## Brief
Locate all lines with the word "Knowledge". Copy them.

--- start Data lines ---

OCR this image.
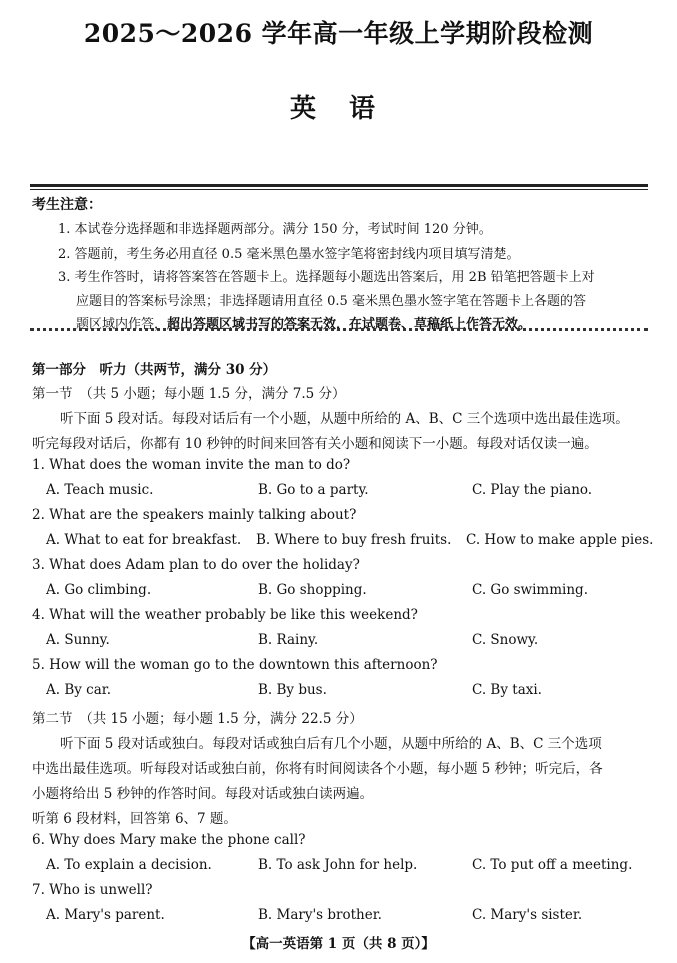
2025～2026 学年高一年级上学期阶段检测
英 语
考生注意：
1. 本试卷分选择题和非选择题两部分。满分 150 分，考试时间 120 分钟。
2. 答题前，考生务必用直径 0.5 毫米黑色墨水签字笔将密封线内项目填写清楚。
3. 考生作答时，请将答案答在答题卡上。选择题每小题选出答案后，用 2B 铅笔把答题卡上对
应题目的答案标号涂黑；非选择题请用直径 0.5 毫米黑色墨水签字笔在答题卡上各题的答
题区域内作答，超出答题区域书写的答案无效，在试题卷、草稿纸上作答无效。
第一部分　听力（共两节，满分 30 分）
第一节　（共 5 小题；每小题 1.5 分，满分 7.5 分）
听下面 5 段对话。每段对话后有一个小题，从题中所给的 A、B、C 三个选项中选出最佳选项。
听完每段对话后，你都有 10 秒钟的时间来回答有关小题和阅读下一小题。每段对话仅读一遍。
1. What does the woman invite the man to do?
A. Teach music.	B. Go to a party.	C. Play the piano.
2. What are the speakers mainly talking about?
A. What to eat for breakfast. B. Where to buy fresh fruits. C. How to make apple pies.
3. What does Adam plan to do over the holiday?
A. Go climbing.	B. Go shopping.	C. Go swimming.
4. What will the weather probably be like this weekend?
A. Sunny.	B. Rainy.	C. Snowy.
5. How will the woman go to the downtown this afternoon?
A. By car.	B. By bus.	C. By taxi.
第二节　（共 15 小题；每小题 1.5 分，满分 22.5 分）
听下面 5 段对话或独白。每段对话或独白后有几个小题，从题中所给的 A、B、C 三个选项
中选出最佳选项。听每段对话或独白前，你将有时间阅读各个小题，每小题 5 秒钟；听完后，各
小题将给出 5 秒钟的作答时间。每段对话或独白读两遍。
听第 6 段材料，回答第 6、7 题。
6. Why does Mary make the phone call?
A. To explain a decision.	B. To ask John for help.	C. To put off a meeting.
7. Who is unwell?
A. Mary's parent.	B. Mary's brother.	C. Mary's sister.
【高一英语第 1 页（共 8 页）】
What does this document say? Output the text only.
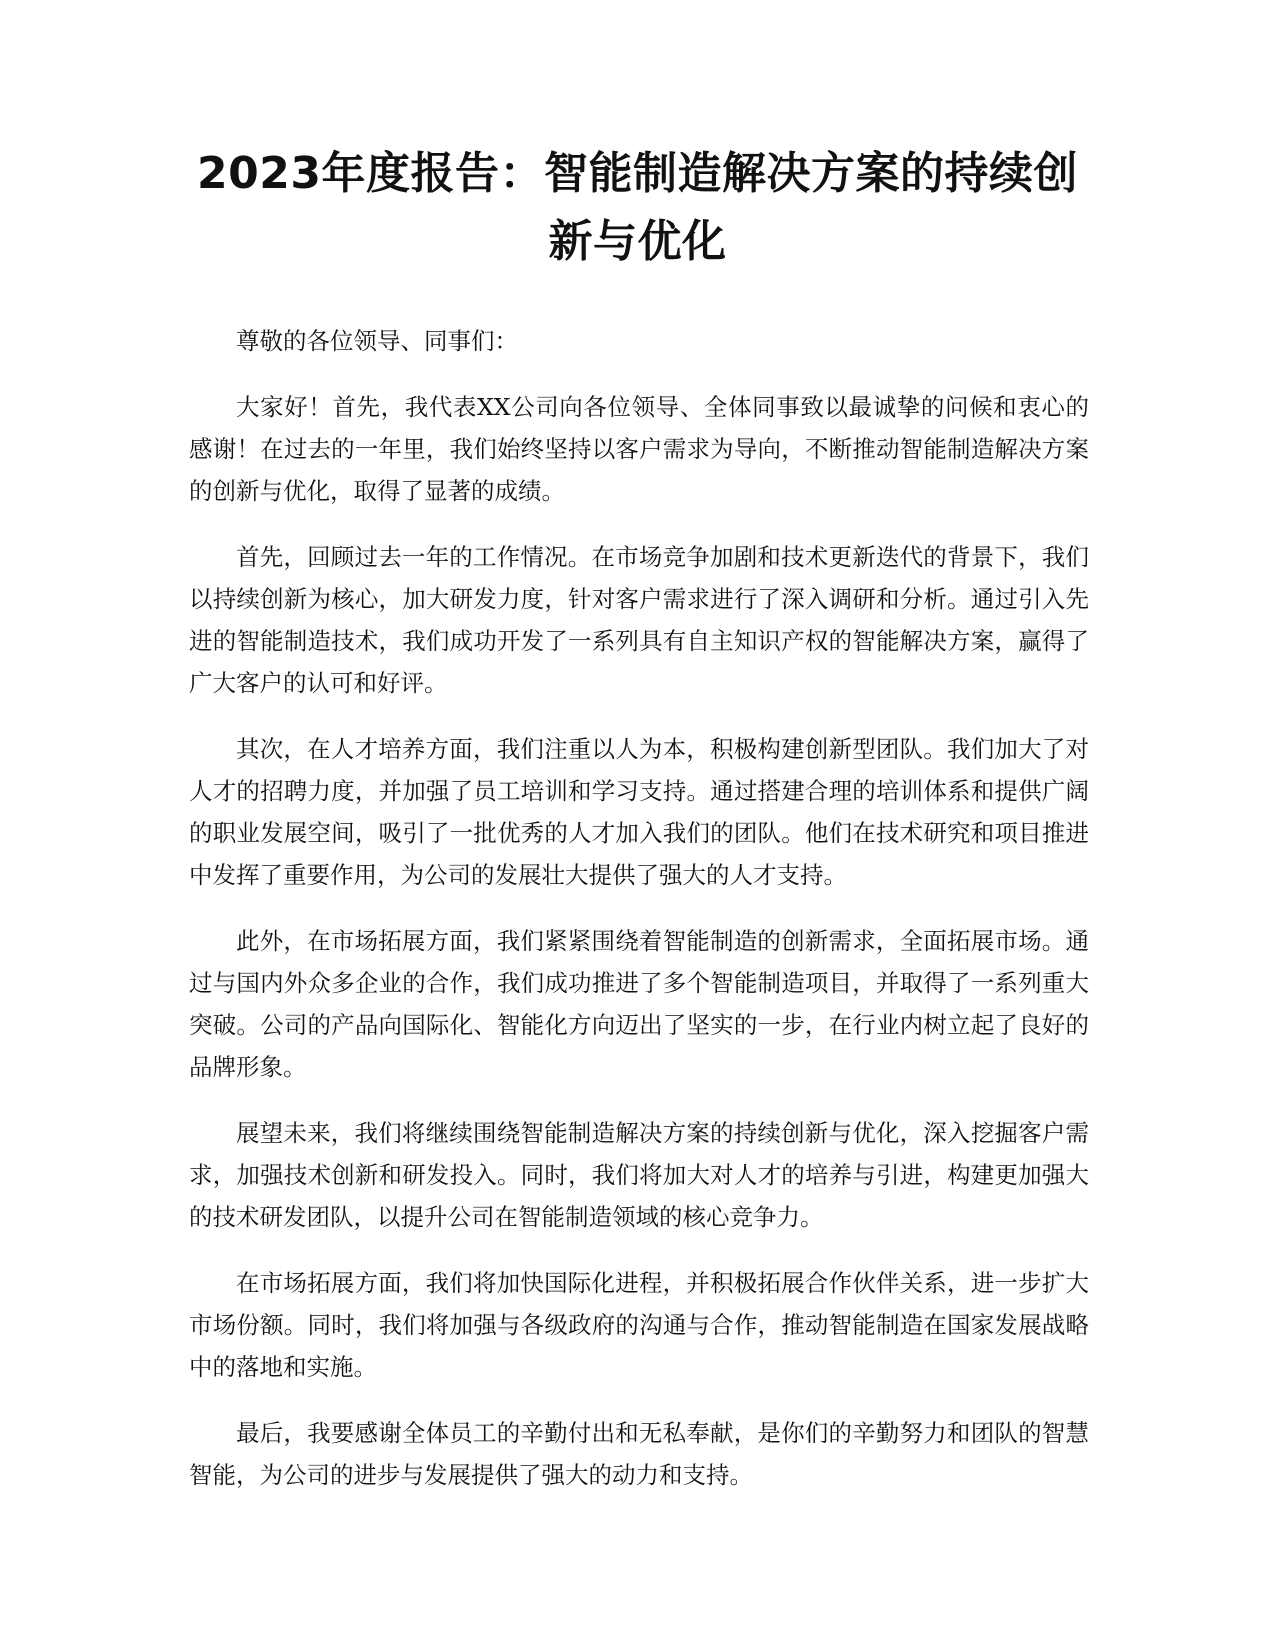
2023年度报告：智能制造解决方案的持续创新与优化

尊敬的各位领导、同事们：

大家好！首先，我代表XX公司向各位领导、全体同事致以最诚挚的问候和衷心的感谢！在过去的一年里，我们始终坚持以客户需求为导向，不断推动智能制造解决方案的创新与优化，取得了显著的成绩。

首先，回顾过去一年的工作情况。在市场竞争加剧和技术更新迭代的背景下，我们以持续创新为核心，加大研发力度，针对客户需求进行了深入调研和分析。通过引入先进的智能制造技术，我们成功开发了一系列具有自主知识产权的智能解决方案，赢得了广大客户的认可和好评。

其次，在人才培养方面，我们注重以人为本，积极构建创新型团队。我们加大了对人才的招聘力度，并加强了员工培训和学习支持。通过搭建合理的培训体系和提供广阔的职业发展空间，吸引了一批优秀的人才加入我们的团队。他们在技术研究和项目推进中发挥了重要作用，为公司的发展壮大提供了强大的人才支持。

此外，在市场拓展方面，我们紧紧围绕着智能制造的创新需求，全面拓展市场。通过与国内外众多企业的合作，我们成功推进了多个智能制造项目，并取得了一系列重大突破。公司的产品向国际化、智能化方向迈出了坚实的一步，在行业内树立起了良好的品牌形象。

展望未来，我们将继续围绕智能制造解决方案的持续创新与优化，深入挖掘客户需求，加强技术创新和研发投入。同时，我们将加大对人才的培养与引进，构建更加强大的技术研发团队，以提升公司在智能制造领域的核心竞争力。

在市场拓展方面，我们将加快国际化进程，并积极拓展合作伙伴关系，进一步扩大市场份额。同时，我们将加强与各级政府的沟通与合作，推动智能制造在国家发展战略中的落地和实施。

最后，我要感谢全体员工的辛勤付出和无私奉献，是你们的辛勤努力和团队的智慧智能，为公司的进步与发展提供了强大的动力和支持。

--- end Data lines ---
--- start Data lines ---

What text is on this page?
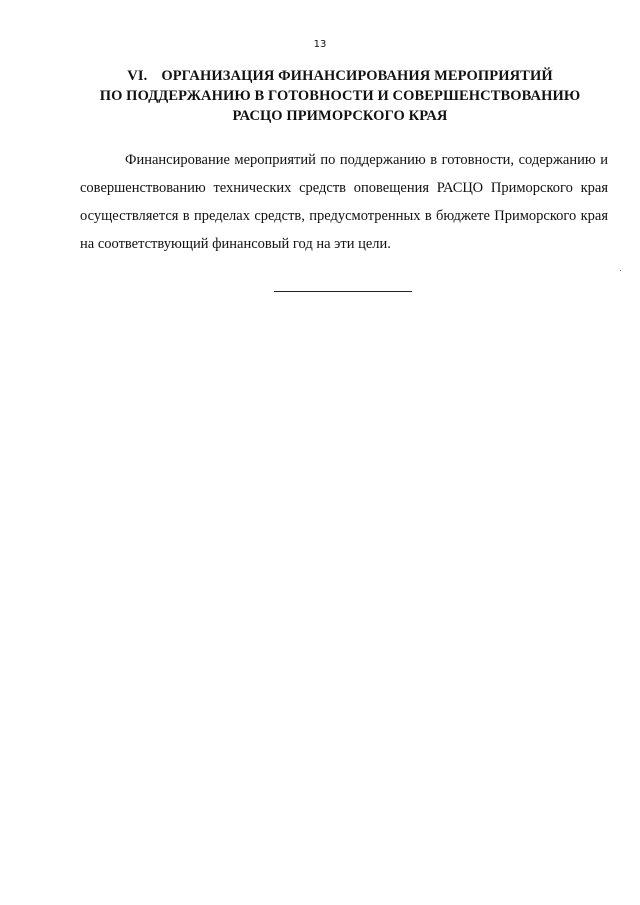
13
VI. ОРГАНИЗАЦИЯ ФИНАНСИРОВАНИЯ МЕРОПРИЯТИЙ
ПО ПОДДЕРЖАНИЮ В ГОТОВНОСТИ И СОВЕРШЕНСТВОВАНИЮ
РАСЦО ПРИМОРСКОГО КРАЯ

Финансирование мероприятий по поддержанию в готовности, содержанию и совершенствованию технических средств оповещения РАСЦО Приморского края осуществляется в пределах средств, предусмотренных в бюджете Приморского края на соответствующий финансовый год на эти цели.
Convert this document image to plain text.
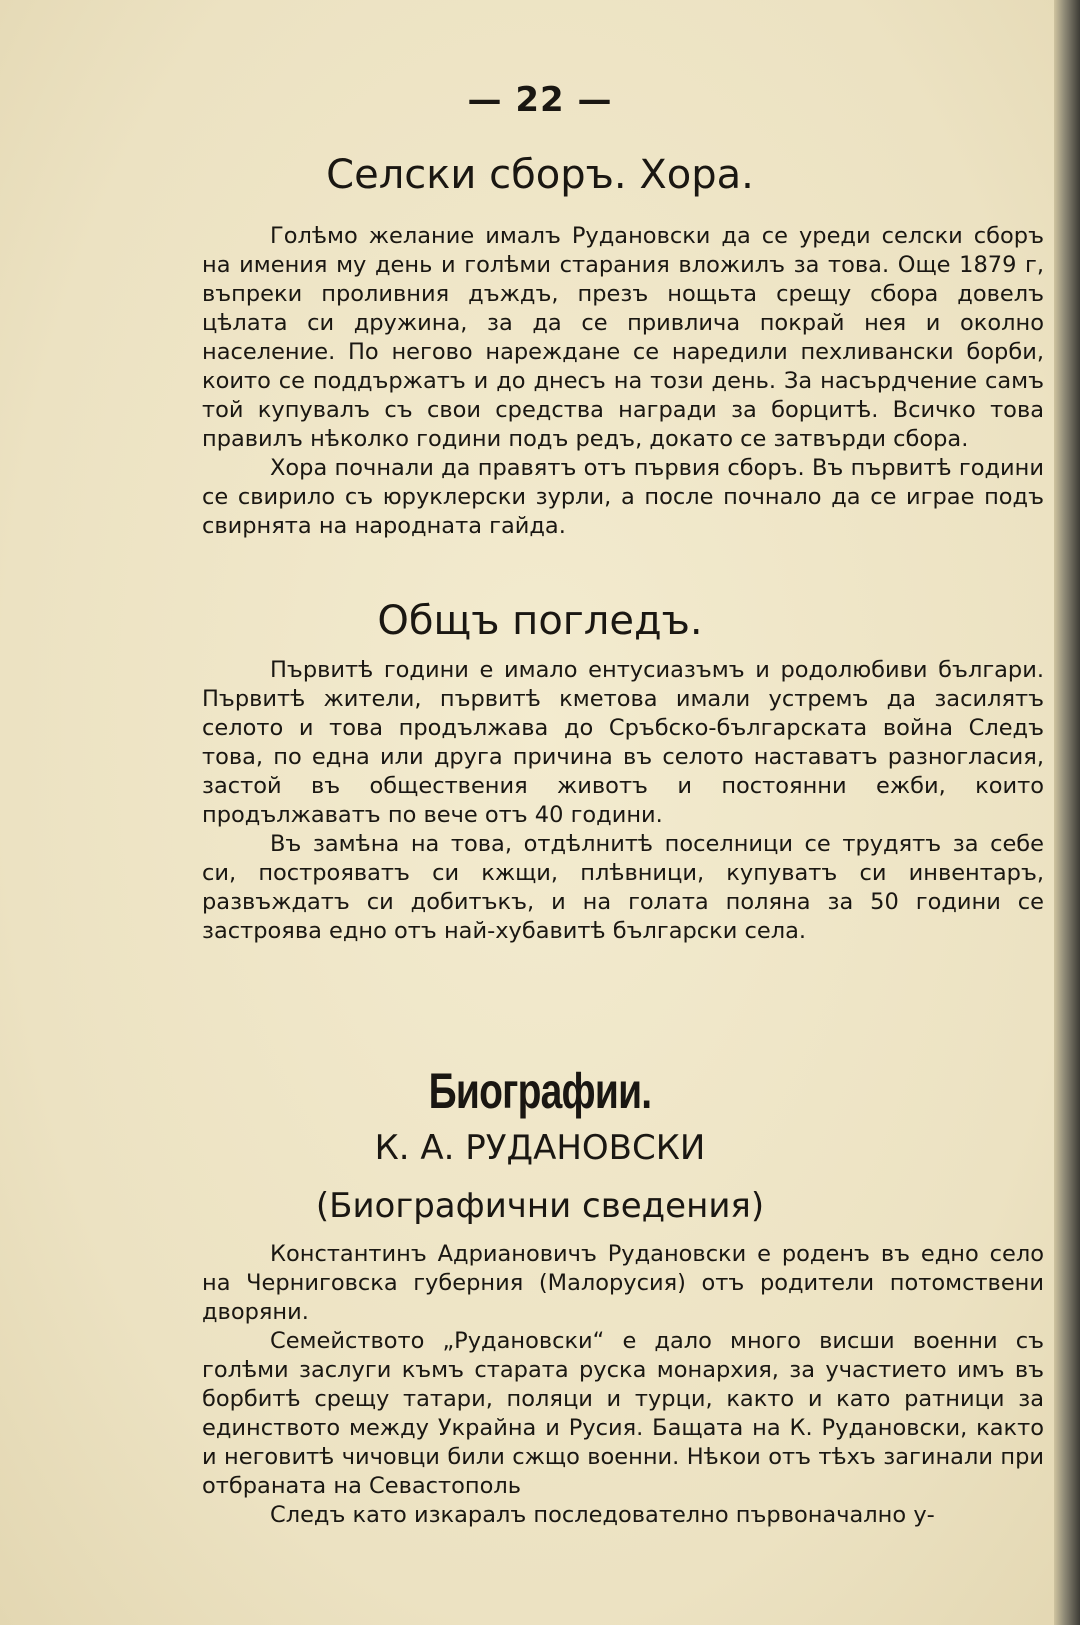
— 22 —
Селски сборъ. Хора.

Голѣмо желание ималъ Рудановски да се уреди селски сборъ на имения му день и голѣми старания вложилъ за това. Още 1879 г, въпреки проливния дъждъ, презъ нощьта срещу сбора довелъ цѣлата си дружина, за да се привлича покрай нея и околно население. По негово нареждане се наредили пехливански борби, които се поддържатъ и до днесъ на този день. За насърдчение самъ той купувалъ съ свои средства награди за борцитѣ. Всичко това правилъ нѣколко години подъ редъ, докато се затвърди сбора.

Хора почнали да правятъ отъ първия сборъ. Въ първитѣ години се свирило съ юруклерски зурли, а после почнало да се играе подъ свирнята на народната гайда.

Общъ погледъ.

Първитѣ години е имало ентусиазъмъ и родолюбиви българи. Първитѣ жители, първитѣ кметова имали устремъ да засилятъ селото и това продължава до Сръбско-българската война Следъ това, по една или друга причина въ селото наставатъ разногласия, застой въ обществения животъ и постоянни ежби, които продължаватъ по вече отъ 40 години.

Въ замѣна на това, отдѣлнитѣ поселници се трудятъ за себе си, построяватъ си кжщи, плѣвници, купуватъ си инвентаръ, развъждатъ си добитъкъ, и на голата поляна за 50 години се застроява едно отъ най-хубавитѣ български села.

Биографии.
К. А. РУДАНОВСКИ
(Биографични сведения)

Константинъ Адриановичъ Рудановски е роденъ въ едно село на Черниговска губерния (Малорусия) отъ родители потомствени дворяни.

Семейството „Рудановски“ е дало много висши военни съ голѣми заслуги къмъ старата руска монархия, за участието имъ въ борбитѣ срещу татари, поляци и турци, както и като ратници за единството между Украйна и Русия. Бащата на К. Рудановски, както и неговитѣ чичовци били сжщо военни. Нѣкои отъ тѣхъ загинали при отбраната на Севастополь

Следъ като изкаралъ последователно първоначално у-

--- end Data lines ---
--- start Data lines ---

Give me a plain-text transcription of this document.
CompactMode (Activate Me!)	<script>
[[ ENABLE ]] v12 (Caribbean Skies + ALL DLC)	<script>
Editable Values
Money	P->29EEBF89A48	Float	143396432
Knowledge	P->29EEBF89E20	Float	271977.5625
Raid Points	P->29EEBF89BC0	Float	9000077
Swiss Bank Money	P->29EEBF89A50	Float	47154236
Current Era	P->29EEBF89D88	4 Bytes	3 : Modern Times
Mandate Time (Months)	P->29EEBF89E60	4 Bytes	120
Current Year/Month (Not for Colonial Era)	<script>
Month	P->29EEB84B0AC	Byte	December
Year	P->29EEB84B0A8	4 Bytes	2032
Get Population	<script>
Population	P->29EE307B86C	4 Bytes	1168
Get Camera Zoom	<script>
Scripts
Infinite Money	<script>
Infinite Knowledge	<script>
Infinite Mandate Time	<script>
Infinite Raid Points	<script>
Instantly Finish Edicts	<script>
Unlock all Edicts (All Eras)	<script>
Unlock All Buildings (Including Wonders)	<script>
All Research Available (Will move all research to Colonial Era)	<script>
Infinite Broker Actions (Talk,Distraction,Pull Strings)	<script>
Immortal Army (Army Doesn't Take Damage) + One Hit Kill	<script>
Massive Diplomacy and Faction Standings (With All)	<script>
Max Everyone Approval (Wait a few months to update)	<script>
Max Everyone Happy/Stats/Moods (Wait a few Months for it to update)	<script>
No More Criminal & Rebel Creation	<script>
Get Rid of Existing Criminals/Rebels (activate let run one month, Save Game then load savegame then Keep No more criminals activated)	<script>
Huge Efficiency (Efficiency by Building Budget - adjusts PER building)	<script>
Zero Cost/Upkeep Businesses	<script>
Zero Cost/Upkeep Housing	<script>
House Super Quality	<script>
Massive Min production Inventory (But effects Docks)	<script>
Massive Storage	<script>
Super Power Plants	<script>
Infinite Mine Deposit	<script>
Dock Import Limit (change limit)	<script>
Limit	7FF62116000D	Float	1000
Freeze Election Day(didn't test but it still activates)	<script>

--- end Data lines ---

## Final result
Knowledge	P->29EEBF89E20	Float	271977.5625
Infinite Knowledge	<script>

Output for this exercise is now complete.